GIVEN INSTRUCTION:
Reproduce the data in its entirety, exactly as supplied.

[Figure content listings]
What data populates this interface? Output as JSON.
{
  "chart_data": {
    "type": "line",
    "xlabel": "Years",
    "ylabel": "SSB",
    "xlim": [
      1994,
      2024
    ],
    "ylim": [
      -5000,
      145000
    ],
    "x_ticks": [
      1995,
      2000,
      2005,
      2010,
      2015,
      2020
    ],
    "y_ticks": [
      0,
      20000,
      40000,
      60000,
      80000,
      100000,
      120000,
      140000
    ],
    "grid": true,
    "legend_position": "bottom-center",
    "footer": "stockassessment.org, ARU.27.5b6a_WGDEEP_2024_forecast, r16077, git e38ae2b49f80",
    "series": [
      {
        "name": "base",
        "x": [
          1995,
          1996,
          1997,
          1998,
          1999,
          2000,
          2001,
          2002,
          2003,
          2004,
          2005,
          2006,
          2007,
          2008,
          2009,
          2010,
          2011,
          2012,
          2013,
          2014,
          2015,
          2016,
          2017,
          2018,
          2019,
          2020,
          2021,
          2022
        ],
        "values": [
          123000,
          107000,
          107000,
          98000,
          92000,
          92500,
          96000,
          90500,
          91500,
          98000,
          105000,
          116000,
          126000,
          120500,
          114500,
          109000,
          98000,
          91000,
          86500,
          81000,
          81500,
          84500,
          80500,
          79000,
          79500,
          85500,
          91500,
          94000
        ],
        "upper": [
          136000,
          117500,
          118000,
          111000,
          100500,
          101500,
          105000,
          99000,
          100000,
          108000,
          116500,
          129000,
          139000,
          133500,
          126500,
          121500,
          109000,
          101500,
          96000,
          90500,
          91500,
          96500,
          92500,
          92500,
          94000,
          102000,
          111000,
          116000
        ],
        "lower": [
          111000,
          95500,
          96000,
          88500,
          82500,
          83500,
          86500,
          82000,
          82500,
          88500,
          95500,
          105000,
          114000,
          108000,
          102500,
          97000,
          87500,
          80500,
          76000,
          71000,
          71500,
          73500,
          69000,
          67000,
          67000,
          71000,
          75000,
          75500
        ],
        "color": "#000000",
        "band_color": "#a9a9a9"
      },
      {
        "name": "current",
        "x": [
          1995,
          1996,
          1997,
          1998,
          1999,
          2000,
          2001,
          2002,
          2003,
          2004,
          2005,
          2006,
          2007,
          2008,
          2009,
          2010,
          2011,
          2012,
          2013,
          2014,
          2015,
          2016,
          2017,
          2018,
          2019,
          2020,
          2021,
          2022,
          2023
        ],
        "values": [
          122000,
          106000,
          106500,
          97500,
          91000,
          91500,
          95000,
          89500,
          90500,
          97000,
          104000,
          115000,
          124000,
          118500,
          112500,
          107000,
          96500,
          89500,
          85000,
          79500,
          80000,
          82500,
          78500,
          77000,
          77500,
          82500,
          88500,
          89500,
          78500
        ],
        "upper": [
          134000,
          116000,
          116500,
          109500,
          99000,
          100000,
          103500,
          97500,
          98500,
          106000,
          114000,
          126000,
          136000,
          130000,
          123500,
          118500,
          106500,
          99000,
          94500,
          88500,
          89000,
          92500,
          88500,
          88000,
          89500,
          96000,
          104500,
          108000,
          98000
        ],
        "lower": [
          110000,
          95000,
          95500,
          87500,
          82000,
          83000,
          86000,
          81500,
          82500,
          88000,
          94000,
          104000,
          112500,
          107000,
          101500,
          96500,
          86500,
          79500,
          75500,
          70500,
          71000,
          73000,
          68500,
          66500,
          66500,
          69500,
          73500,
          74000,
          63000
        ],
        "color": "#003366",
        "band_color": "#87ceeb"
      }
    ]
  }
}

THE SOLUTION:
What data populates this interface? Output as JSON.
{
  "chart_data": {
    "type": "line",
    "xlabel": "Years",
    "ylabel": "SSB",
    "xlim": [
      1994,
      2024
    ],
    "ylim": [
      -5000,
      145000
    ],
    "x_ticks": [
      1995,
      2000,
      2005,
      2010,
      2015,
      2020
    ],
    "y_ticks": [
      0,
      20000,
      40000,
      60000,
      80000,
      100000,
      120000,
      140000
    ],
    "grid": true,
    "legend_position": "bottom-center",
    "footer": "stockassessment.org, ARU.27.5b6a_WGDEEP_2024_forecast, r16077, git e38ae2b49f80",
    "series": [
      {
        "name": "base",
        "x": [
          1995,
          1996,
          1997,
          1998,
          1999,
          2000,
          2001,
          2002,
          2003,
          2004,
          2005,
          2006,
          2007,
          2008,
          2009,
          2010,
          2011,
          2012,
          2013,
          2014,
          2015,
          2016,
          2017,
          2018,
          2019,
          2020,
          2021,
          2022
        ],
        "values": [
          123000,
          107000,
          107000,
          98000,
          92000,
          92500,
          96000,
          90500,
          91500,
          98000,
          105000,
          116000,
          126000,
          120500,
          114500,
          109000,
          98000,
          91000,
          86500,
          81000,
          81500,
          84500,
          80500,
          79000,
          79500,
          85500,
          91500,
          94000
        ],
        "upper": [
          136000,
          117500,
          118000,
          111000,
          100500,
          101500,
          105000,
          99000,
          100000,
          108000,
          116500,
          129000,
          139000,
          133500,
          126500,
          121500,
          109000,
          101500,
          96000,
          90500,
          91500,
          96500,
          92500,
          92500,
          94000,
          102000,
          111000,
          116000
        ],
        "lower": [
          111000,
          95500,
          96000,
          88500,
          82500,
          83500,
          86500,
          82000,
          82500,
          88500,
          95500,
          105000,
          114000,
          108000,
          102500,
          97000,
          87500,
          80500,
          76000,
          71000,
          71500,
          73500,
          69000,
          67000,
          67000,
          71000,
          75000,
          75500
        ],
        "color": "#000000",
        "band_color": "#a9a9a9"
      },
      {
        "name": "current",
        "x": [
          1995,
          1996,
          1997,
          1998,
          1999,
          2000,
          2001,
          2002,
          2003,
          2004,
          2005,
          2006,
          2007,
          2008,
          2009,
          2010,
          2011,
          2012,
          2013,
          2014,
          2015,
          2016,
          2017,
          2018,
          2019,
          2020,
          2021,
          2022,
          2023
        ],
        "values": [
          122000,
          106000,
          106500,
          97500,
          91000,
          91500,
          95000,
          89500,
          90500,
          97000,
          104000,
          115000,
          124000,
          118500,
          112500,
          107000,
          96500,
          89500,
          85000,
          79500,
          80000,
          82500,
          78500,
          77000,
          77500,
          82500,
          88500,
          89500,
          78500
        ],
        "upper": [
          134000,
          116000,
          116500,
          109500,
          99000,
          100000,
          103500,
          97500,
          98500,
          106000,
          114000,
          126000,
          136000,
          130000,
          123500,
          118500,
          106500,
          99000,
          94500,
          88500,
          89000,
          92500,
          88500,
          88000,
          89500,
          96000,
          104500,
          108000,
          98000
        ],
        "lower": [
          110000,
          95000,
          95500,
          87500,
          82000,
          83000,
          86000,
          81500,
          82500,
          88000,
          94000,
          104000,
          112500,
          107000,
          101500,
          96500,
          86500,
          79500,
          75500,
          70500,
          71000,
          73000,
          68500,
          66500,
          66500,
          69500,
          73500,
          74000,
          63000
        ],
        "color": "#003366",
        "band_color": "#87ceeb"
      }
    ]
  }
}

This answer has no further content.